● Short problem
Replace each occurrence of "data-label" with "value-label" in the listing below, leaving all other text unchanged.

--- Data listing ---

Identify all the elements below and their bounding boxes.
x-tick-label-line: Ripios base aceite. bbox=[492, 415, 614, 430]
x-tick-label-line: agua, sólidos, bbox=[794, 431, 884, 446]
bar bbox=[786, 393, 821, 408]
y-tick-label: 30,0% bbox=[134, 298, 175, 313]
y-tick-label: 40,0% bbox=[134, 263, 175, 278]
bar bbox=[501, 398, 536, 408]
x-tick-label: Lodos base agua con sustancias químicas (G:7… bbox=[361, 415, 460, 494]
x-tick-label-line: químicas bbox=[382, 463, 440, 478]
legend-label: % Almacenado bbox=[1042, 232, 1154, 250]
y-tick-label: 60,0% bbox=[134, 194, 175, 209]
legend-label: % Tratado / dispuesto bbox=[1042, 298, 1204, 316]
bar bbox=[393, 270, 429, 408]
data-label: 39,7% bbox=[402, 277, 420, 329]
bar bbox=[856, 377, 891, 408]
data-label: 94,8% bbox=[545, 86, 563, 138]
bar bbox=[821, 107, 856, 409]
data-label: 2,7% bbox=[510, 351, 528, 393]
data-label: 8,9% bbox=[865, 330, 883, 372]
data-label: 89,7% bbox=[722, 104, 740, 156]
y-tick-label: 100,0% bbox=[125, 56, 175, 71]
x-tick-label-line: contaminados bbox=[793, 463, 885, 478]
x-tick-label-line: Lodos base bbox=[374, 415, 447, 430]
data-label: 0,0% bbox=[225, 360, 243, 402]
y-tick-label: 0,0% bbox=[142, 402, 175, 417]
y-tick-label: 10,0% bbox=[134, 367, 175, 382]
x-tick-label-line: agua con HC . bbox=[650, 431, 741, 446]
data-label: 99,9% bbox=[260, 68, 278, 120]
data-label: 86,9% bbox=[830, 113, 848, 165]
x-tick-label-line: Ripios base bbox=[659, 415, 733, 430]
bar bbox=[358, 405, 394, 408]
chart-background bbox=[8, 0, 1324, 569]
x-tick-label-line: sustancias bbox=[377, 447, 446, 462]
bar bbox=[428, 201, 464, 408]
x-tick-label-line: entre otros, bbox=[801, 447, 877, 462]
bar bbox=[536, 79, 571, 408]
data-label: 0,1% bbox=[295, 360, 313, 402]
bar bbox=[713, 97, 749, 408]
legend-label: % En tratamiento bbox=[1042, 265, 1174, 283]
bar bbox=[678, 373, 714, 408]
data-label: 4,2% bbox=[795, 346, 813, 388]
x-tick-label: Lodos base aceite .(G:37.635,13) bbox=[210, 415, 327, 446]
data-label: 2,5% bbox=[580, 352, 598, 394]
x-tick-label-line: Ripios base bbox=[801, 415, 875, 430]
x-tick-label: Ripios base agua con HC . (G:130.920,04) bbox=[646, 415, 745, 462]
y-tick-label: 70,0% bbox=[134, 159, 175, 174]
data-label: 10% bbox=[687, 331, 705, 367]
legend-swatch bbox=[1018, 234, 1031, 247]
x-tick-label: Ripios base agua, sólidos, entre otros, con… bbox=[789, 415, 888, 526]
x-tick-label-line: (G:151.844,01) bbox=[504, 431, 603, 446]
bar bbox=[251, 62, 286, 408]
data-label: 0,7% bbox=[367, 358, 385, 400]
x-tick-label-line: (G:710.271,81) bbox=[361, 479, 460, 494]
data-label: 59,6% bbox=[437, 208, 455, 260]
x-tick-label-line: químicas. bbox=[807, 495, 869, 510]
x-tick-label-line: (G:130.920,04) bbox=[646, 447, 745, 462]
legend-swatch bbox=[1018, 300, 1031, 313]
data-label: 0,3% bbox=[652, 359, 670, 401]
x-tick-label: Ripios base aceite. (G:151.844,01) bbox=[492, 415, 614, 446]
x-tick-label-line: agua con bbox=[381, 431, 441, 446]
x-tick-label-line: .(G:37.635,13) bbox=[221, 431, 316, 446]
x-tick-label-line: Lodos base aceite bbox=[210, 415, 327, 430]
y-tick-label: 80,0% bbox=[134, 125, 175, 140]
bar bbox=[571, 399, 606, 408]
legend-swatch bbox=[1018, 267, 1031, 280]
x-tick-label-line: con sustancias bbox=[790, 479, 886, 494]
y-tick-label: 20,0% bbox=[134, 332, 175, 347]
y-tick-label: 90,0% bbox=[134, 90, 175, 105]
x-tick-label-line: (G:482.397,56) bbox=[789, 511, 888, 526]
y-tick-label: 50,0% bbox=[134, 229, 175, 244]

---

● Exercise result
Identify all the elements below and their bounding boxes.
x-tick-label-line: Ripios base aceite. bbox=[492, 415, 614, 430]
x-tick-label-line: agua, sólidos, bbox=[794, 431, 884, 446]
bar bbox=[786, 393, 821, 408]
y-tick-label: 30,0% bbox=[134, 298, 175, 313]
y-tick-label: 40,0% bbox=[134, 263, 175, 278]
bar bbox=[501, 398, 536, 408]
x-tick-label: Lodos base agua con sustancias químicas (G:7… bbox=[361, 415, 460, 494]
x-tick-label-line: químicas bbox=[382, 463, 440, 478]
legend-label: % Almacenado bbox=[1042, 232, 1154, 250]
y-tick-label: 60,0% bbox=[134, 194, 175, 209]
legend-label: % Tratado / dispuesto bbox=[1042, 298, 1204, 316]
bar bbox=[393, 270, 429, 408]
value-label: 39,7% bbox=[402, 277, 420, 329]
bar bbox=[856, 377, 891, 408]
value-label: 94,8% bbox=[545, 86, 563, 138]
bar bbox=[821, 107, 856, 409]
value-label: 2,7% bbox=[510, 351, 528, 393]
value-label: 8,9% bbox=[865, 330, 883, 372]
value-label: 89,7% bbox=[722, 104, 740, 156]
y-tick-label: 100,0% bbox=[125, 56, 175, 71]
x-tick-label-line: contaminados bbox=[793, 463, 885, 478]
x-tick-label-line: Lodos base bbox=[374, 415, 447, 430]
value-label: 0,0% bbox=[225, 360, 243, 402]
y-tick-label: 0,0% bbox=[142, 402, 175, 417]
y-tick-label: 10,0% bbox=[134, 367, 175, 382]
x-tick-label-line: agua con HC . bbox=[650, 431, 741, 446]
value-label: 99,9% bbox=[260, 68, 278, 120]
value-label: 86,9% bbox=[830, 113, 848, 165]
x-tick-label-line: Ripios base bbox=[659, 415, 733, 430]
bar bbox=[358, 405, 394, 408]
chart-background bbox=[8, 0, 1324, 569]
x-tick-label-line: sustancias bbox=[377, 447, 446, 462]
bar bbox=[428, 201, 464, 408]
x-tick-label-line: entre otros, bbox=[801, 447, 877, 462]
bar bbox=[536, 79, 571, 408]
value-label: 0,1% bbox=[295, 360, 313, 402]
bar bbox=[713, 97, 749, 408]
legend-label: % En tratamiento bbox=[1042, 265, 1174, 283]
bar bbox=[678, 373, 714, 408]
value-label: 4,2% bbox=[795, 346, 813, 388]
x-tick-label: Lodos base aceite .(G:37.635,13) bbox=[210, 415, 327, 446]
value-label: 2,5% bbox=[580, 352, 598, 394]
x-tick-label-line: Ripios base bbox=[801, 415, 875, 430]
x-tick-label: Ripios base agua con HC . (G:130.920,04) bbox=[646, 415, 745, 462]
y-tick-label: 70,0% bbox=[134, 159, 175, 174]
value-label: 10% bbox=[687, 331, 705, 367]
legend-swatch bbox=[1018, 234, 1031, 247]
x-tick-label: Ripios base agua, sólidos, entre otros, con… bbox=[789, 415, 888, 526]
x-tick-label-line: (G:151.844,01) bbox=[504, 431, 603, 446]
bar bbox=[251, 62, 286, 408]
value-label: 0,7% bbox=[367, 358, 385, 400]
x-tick-label-line: (G:710.271,81) bbox=[361, 479, 460, 494]
value-label: 59,6% bbox=[437, 208, 455, 260]
x-tick-label-line: químicas. bbox=[807, 495, 869, 510]
x-tick-label-line: (G:130.920,04) bbox=[646, 447, 745, 462]
legend-swatch bbox=[1018, 300, 1031, 313]
value-label: 0,3% bbox=[652, 359, 670, 401]
x-tick-label: Ripios base aceite. (G:151.844,01) bbox=[492, 415, 614, 446]
x-tick-label-line: agua con bbox=[381, 431, 441, 446]
x-tick-label-line: .(G:37.635,13) bbox=[221, 431, 316, 446]
x-tick-label-line: Lodos base aceite bbox=[210, 415, 327, 430]
y-tick-label: 80,0% bbox=[134, 125, 175, 140]
bar bbox=[571, 399, 606, 408]
legend-swatch bbox=[1018, 267, 1031, 280]
x-tick-label-line: con sustancias bbox=[790, 479, 886, 494]
y-tick-label: 20,0% bbox=[134, 332, 175, 347]
y-tick-label: 90,0% bbox=[134, 90, 175, 105]
x-tick-label-line: (G:482.397,56) bbox=[789, 511, 888, 526]
y-tick-label: 50,0% bbox=[134, 229, 175, 244]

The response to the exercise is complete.